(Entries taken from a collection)
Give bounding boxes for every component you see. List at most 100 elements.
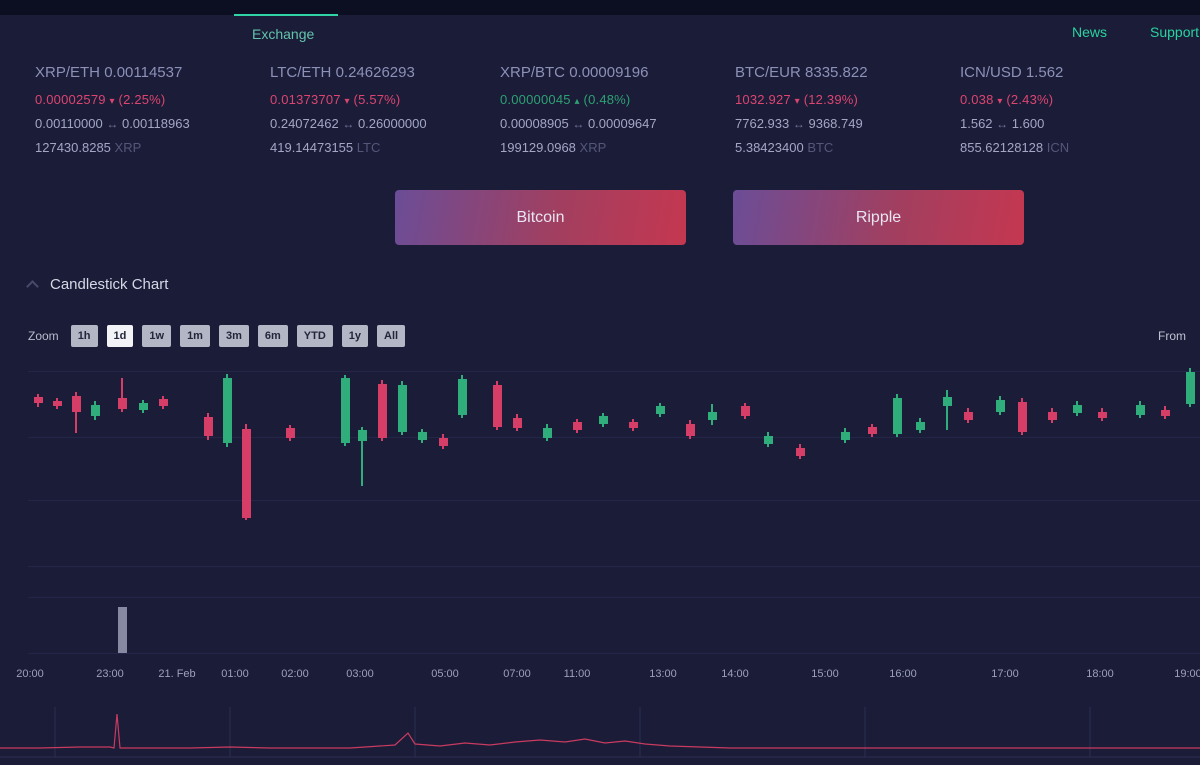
zoom-1w[interactable]: 1w: [142, 325, 172, 347]
pair-label: XRP/BTC: [500, 64, 566, 81]
candle-body: [893, 398, 902, 434]
candle-body: [204, 417, 213, 436]
bitcoin-button[interactable]: Bitcoin: [395, 190, 686, 245]
ticker-volume: 127430.8285 XRP: [35, 140, 267, 155]
change-percent: (5.57%): [353, 92, 401, 107]
x-axis-label: 14:00: [721, 668, 749, 680]
range-high: 0.00118963: [121, 116, 190, 131]
candle-body: [656, 406, 665, 414]
candle-wick: [946, 390, 948, 430]
zoom-ytd[interactable]: YTD: [296, 325, 333, 347]
range-arrow-icon: ↔: [996, 117, 1009, 131]
candle-body: [53, 401, 62, 406]
x-axis-label: 02:00: [281, 668, 309, 680]
candle-body: [72, 396, 81, 412]
navigator-line-chart: [0, 707, 1200, 758]
candle-body: [1136, 405, 1145, 415]
zoom-all[interactable]: All: [377, 325, 406, 347]
pair-label: XRP/ETH: [35, 64, 101, 81]
ticker-range: 0.00008905 ↔ 0.00009647: [500, 116, 732, 131]
candle-body: [493, 385, 502, 427]
candle-body: [708, 412, 717, 420]
ticker-xrp-btc[interactable]: XRP/BTC 0.00009196 0.00000045 ▴ (0.48%) …: [500, 64, 732, 155]
up-arrow-icon: ▴: [574, 96, 580, 107]
zoom-3m[interactable]: 3m: [218, 325, 249, 347]
x-axis-label: 21. Feb: [158, 668, 196, 680]
candle-body: [1186, 372, 1195, 404]
ticker-pair-price: ICN/USD 1.562: [960, 64, 1192, 81]
change-value: 0.00000045: [500, 92, 571, 107]
candle-wick: [75, 392, 77, 433]
down-arrow-icon: ▾: [344, 96, 350, 107]
candle-body: [358, 430, 367, 441]
x-axis-label: 07:00: [503, 668, 531, 680]
ticker-pair-price: XRP/ETH 0.00114537: [35, 64, 267, 81]
ticker-range: 1.562 ↔ 1.600: [960, 116, 1192, 131]
x-axis-label: 20:00: [16, 668, 44, 680]
ticker-ltc-eth[interactable]: LTC/ETH 0.24626293 0.01373707 ▾ (5.57%) …: [270, 64, 502, 155]
candle-body: [513, 418, 522, 428]
chart-navigator[interactable]: [0, 705, 1200, 760]
range-low: 0.00110000: [35, 116, 103, 131]
zoom-1m[interactable]: 1m: [180, 325, 210, 347]
top-bar: [0, 0, 1200, 15]
candle-wick: [121, 378, 123, 412]
candle-body: [543, 428, 552, 438]
section-header: Candlestick Chart: [26, 276, 169, 293]
range-low: 1.562: [960, 116, 993, 131]
candle-body: [286, 428, 295, 438]
collapse-chevron-icon[interactable]: [26, 280, 39, 293]
zoom-6m[interactable]: 6m: [257, 325, 288, 347]
x-axis-label: 13:00: [649, 668, 677, 680]
pair-price: 1.562: [1025, 64, 1064, 81]
volume-unit: LTC: [356, 140, 381, 155]
candle-body: [868, 427, 877, 434]
from-label: From: [1158, 329, 1186, 343]
candle-body: [159, 399, 168, 406]
gridline: [28, 371, 1200, 372]
down-arrow-icon: ▾: [109, 96, 115, 107]
candle-body: [943, 397, 952, 406]
gridline: [28, 500, 1200, 501]
change-percent: (0.48%): [583, 92, 631, 107]
volume-value: 855.62128128: [960, 140, 1044, 155]
change-percent: (2.25%): [118, 92, 166, 107]
candle-wick: [361, 427, 363, 486]
ticker-pair-price: LTC/ETH 0.24626293: [270, 64, 502, 81]
ticker-xrp-eth[interactable]: XRP/ETH 0.00114537 0.00002579 ▾ (2.25%) …: [35, 64, 267, 155]
pair-label: ICN/USD: [960, 64, 1022, 81]
volume-unit: ICN: [1046, 140, 1070, 155]
zoom-1d[interactable]: 1d: [106, 325, 134, 347]
candle-body: [91, 405, 100, 416]
candle-body: [764, 436, 773, 444]
x-axis-label: 16:00: [889, 668, 917, 680]
x-axis-label: 18:00: [1086, 668, 1114, 680]
nav-link-news[interactable]: News: [1072, 24, 1108, 40]
ticker-volume: 855.62128128 ICN: [960, 140, 1192, 155]
ticker-range: 0.00110000 ↔ 0.00118963: [35, 116, 267, 131]
x-axis-label: 05:00: [431, 668, 459, 680]
ticker-pair-price: BTC/EUR 8335.822: [735, 64, 967, 81]
range-arrow-icon: ↔: [106, 117, 119, 131]
zoom-1y[interactable]: 1y: [341, 325, 369, 347]
candle-body: [398, 385, 407, 432]
candle-body: [996, 400, 1005, 412]
section-title: Candlestick Chart: [50, 276, 169, 293]
zoom-label: Zoom: [28, 329, 59, 343]
tab-exchange[interactable]: Exchange: [252, 26, 315, 42]
ticker-icn-usd[interactable]: ICN/USD 1.562 0.038 ▾ (2.43%) 1.562 ↔ 1.…: [960, 64, 1192, 155]
candle-body: [1161, 410, 1170, 416]
range-low: 7762.933: [735, 116, 790, 131]
zoom-1h[interactable]: 1h: [70, 325, 98, 347]
ticker-volume: 5.38423400 BTC: [735, 140, 967, 155]
range-arrow-icon: ↔: [342, 117, 355, 131]
nav-link-support[interactable]: Support: [1150, 24, 1200, 40]
ticker-btc-eur[interactable]: BTC/EUR 8335.822 1032.927 ▾ (12.39%) 776…: [735, 64, 967, 155]
candle-body: [458, 379, 467, 415]
range-low: 0.00008905: [500, 116, 569, 131]
pair-price: 0.00114537: [104, 64, 183, 81]
ripple-button[interactable]: Ripple: [733, 190, 1024, 245]
pair-label: LTC/ETH: [270, 64, 332, 81]
pair-price: 8335.822: [805, 64, 868, 81]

Directive
Rewrite the material above as a numbered list, dropping any blank lines. Leave the pictures out of your answer.

Task answer
1. Give bounding boxes for every component you see. List at most 100 elements.
2. zoom-1w[interactable]: 1w: [142, 325, 172, 347]
3. pair-label: XRP/BTC: [500, 64, 566, 81]
4. candle-body: [893, 398, 902, 434]
5. candle-body: [204, 417, 213, 436]
6. bitcoin-button[interactable]: Bitcoin: [395, 190, 686, 245]
7. ticker-volume: 127430.8285 XRP: [35, 140, 267, 155]
8. change-percent: (5.57%): [353, 92, 401, 107]
9. x-axis-label: 14:00: [721, 668, 749, 680]
10. range-high: 0.00118963: [121, 116, 190, 131]
11. candle-body: [656, 406, 665, 414]
12. candle-wick: [946, 390, 948, 430]
13. zoom-ytd[interactable]: YTD: [296, 325, 333, 347]
14. range-arrow-icon: ↔: [996, 117, 1009, 131]
15. candle-body: [53, 401, 62, 406]
16. x-axis-label: 02:00: [281, 668, 309, 680]
17. candle-body: [72, 396, 81, 412]
18. navigator-line-chart: [0, 707, 1200, 758]
19. candle-body: [1136, 405, 1145, 415]
20. zoom-all[interactable]: All: [377, 325, 406, 347]
21. pair-label: XRP/ETH: [35, 64, 101, 81]
22. ticker-range: 0.00008905 ↔ 0.00009647: [500, 116, 732, 131]
23. candle-body: [493, 385, 502, 427]
24. candle-body: [708, 412, 717, 420]
25. ticker-xrp-btc[interactable]: XRP/BTC 0.00009196 0.00000045 ▴ (0.48%) …: [500, 64, 732, 155]
26. up-arrow-icon: ▴: [574, 96, 580, 107]
27. zoom-3m[interactable]: 3m: [218, 325, 249, 347]
28. x-axis-label: 21. Feb: [158, 668, 196, 680]
29. candle-body: [1186, 372, 1195, 404]
30. ticker-pair-price: ICN/USD 1.562: [960, 64, 1192, 81]
31. change-value: 0.00000045: [500, 92, 571, 107]
32. candle-wick: [75, 392, 77, 433]
33. down-arrow-icon: ▾: [344, 96, 350, 107]
34. candle-body: [358, 430, 367, 441]
35. x-axis-label: 07:00: [503, 668, 531, 680]
36. ticker-pair-price: XRP/ETH 0.00114537: [35, 64, 267, 81]
37. ticker-range: 1.562 ↔ 1.600: [960, 116, 1192, 131]
38. x-axis-label: 20:00: [16, 668, 44, 680]
39. ticker-ltc-eth[interactable]: LTC/ETH 0.24626293 0.01373707 ▾ (5.57%) …: [270, 64, 502, 155]
40. candle-body: [513, 418, 522, 428]
41. chart-navigator[interactable]: [0, 705, 1200, 760]
42. range-low: 0.00110000: [35, 116, 103, 131]
43. zoom-1m[interactable]: 1m: [180, 325, 210, 347]
44. top-bar: [0, 0, 1200, 15]
45. candle-wick: [121, 378, 123, 412]
46. candle-body: [543, 428, 552, 438]
47. section-header: Candlestick Chart: [26, 276, 169, 293]
48. range-low: 1.562: [960, 116, 993, 131]
49. candle-body: [286, 428, 295, 438]
50. collapse-chevron-icon[interactable]: [26, 280, 39, 293]
51. zoom-6m[interactable]: 6m: [257, 325, 288, 347]
52. x-axis-label: 13:00: [649, 668, 677, 680]
53. pair-price: 1.562: [1025, 64, 1064, 81]
54. volume-unit: LTC: [356, 140, 381, 155]
55. candle-body: [868, 427, 877, 434]
56. from-label: From: [1158, 329, 1186, 343]
57. candle-body: [159, 399, 168, 406]
58. gridline: [28, 371, 1200, 372]
59. down-arrow-icon: ▾: [109, 96, 115, 107]
60. candle-body: [943, 397, 952, 406]
61. gridline: [28, 500, 1200, 501]
62. change-percent: (0.48%): [583, 92, 631, 107]
63. volume-value: 855.62128128: [960, 140, 1044, 155]
64. change-percent: (2.25%): [118, 92, 166, 107]
65. candle-wick: [361, 427, 363, 486]
66. ticker-pair-price: LTC/ETH 0.24626293: [270, 64, 502, 81]
67. ticker-xrp-eth[interactable]: XRP/ETH 0.00114537 0.00002579 ▾ (2.25%) …: [35, 64, 267, 155]
68. pair-label: ICN/USD: [960, 64, 1022, 81]
69. volume-unit: ICN: [1046, 140, 1070, 155]
70. zoom-1d[interactable]: 1d: [106, 325, 134, 347]
71. candle-body: [91, 405, 100, 416]
72. candle-body: [764, 436, 773, 444]
73. x-axis-label: 16:00: [889, 668, 917, 680]
74. x-axis-label: 18:00: [1086, 668, 1114, 680]
75. nav-link-news[interactable]: News: [1072, 24, 1108, 40]
76. ticker-volume: 855.62128128 ICN: [960, 140, 1192, 155]
77. ticker-range: 0.00110000 ↔ 0.00118963: [35, 116, 267, 131]
78. x-axis-label: 05:00: [431, 668, 459, 680]
79. ticker-pair-price: BTC/EUR 8335.822: [735, 64, 967, 81]
80. range-arrow-icon: ↔: [106, 117, 119, 131]
81. zoom-1y[interactable]: 1y: [341, 325, 369, 347]
82. candle-body: [398, 385, 407, 432]
83. candle-body: [996, 400, 1005, 412]
84. section-title: Candlestick Chart: [50, 276, 169, 293]
85. zoom-label: Zoom: [28, 329, 59, 343]
86. tab-exchange[interactable]: Exchange: [252, 26, 315, 42]
87. ticker-icn-usd[interactable]: ICN/USD 1.562 0.038 ▾ (2.43%) 1.562 ↔ 1.…: [960, 64, 1192, 155]
88. candle-body: [1161, 410, 1170, 416]
89. range-low: 7762.933: [735, 116, 790, 131]
90. zoom-1h[interactable]: 1h: [70, 325, 98, 347]
91. ticker-volume: 5.38423400 BTC: [735, 140, 967, 155]
92. range-arrow-icon: ↔: [342, 117, 355, 131]
93. nav-link-support[interactable]: Support: [1150, 24, 1200, 40]
94. ticker-btc-eur[interactable]: BTC/EUR 8335.822 1032.927 ▾ (12.39%) 776…: [735, 64, 967, 155]
95. candle-body: [458, 379, 467, 415]
96. range-low: 0.00008905: [500, 116, 569, 131]
97. pair-price: 0.00114537: [104, 64, 183, 81]
98. ripple-button[interactable]: Ripple: [733, 190, 1024, 245]
99. pair-label: LTC/ETH: [270, 64, 332, 81]
100. pair-price: 8335.822: [805, 64, 868, 81]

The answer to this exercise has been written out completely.